» PROBLEM REQUIREMENTS
Exactly as they appear, output all of the entries.

— START OF RECORDED INFORMATION —

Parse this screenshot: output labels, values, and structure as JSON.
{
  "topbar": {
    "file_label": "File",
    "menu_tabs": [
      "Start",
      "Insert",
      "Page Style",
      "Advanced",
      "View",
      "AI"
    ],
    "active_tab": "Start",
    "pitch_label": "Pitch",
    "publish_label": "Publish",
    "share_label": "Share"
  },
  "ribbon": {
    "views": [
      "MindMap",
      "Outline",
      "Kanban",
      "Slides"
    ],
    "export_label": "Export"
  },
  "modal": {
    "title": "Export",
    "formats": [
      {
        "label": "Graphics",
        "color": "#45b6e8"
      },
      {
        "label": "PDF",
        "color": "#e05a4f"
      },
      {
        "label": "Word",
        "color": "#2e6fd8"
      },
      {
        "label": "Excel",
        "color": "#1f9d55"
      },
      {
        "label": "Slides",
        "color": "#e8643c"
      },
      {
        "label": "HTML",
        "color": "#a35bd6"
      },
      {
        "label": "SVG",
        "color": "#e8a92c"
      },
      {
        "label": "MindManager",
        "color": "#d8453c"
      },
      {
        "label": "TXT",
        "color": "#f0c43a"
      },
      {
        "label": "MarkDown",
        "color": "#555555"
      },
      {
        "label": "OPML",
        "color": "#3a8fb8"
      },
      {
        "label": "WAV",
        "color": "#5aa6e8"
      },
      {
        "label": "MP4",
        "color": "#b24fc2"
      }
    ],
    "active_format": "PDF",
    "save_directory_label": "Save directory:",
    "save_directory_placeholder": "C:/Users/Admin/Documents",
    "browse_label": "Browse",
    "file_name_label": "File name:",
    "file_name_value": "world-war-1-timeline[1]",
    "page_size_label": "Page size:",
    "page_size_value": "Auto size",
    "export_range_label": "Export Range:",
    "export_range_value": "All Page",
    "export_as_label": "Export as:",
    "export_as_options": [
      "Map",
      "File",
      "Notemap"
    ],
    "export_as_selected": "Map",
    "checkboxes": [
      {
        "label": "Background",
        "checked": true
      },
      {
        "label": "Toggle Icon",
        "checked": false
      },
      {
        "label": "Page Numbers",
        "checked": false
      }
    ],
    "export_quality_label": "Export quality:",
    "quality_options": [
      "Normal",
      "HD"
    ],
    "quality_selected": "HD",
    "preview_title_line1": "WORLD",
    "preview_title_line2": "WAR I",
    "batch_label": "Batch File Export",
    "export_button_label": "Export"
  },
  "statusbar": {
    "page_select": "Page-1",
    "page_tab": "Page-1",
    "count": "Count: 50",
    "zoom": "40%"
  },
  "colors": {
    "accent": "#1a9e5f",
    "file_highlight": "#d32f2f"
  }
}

— END OF RECORDED INFORMATION —

» EXERCISE RESPONSE
Parse this screenshot: output labels, values, and structure as JSON.
{
  "topbar": {
    "file_label": "File",
    "menu_tabs": [
      "Start",
      "Insert",
      "Page Style",
      "Advanced",
      "View",
      "AI"
    ],
    "active_tab": "Start",
    "pitch_label": "Pitch",
    "publish_label": "Publish",
    "share_label": "Share"
  },
  "ribbon": {
    "views": [
      "MindMap",
      "Outline",
      "Kanban",
      "Slides"
    ],
    "export_label": "Export"
  },
  "modal": {
    "title": "Export",
    "formats": [
      {
        "label": "Graphics",
        "color": "#45b6e8"
      },
      {
        "label": "PDF",
        "color": "#e05a4f"
      },
      {
        "label": "Word",
        "color": "#2e6fd8"
      },
      {
        "label": "Excel",
        "color": "#1f9d55"
      },
      {
        "label": "Slides",
        "color": "#e8643c"
      },
      {
        "label": "HTML",
        "color": "#a35bd6"
      },
      {
        "label": "SVG",
        "color": "#e8a92c"
      },
      {
        "label": "MindManager",
        "color": "#d8453c"
      },
      {
        "label": "TXT",
        "color": "#f0c43a"
      },
      {
        "label": "MarkDown",
        "color": "#555555"
      },
      {
        "label": "OPML",
        "color": "#3a8fb8"
      },
      {
        "label": "WAV",
        "color": "#5aa6e8"
      },
      {
        "label": "MP4",
        "color": "#b24fc2"
      }
    ],
    "active_format": "PDF",
    "save_directory_label": "Save directory:",
    "save_directory_placeholder": "C:/Users/Admin/Documents",
    "browse_label": "Browse",
    "file_name_label": "File name:",
    "file_name_value": "world-war-1-timeline[1]",
    "page_size_label": "Page size:",
    "page_size_value": "Auto size",
    "export_range_label": "Export Range:",
    "export_range_value": "All Page",
    "export_as_label": "Export as:",
    "export_as_options": [
      "Map",
      "File",
      "Notemap"
    ],
    "export_as_selected": "Map",
    "checkboxes": [
      {
        "label": "Background",
        "checked": true
      },
      {
        "label": "Toggle Icon",
        "checked": false
      },
      {
        "label": "Page Numbers",
        "checked": false
      }
    ],
    "export_quality_label": "Export quality:",
    "quality_options": [
      "Normal",
      "HD"
    ],
    "quality_selected": "HD",
    "preview_title_line1": "WORLD",
    "preview_title_line2": "WAR I",
    "batch_label": "Batch File Export",
    "export_button_label": "Export"
  },
  "statusbar": {
    "page_select": "Page-1",
    "page_tab": "Page-1",
    "count": "Count: 50",
    "zoom": "40%"
  },
  "colors": {
    "accent": "#1a9e5f",
    "file_highlight": "#d32f2f"
  }
}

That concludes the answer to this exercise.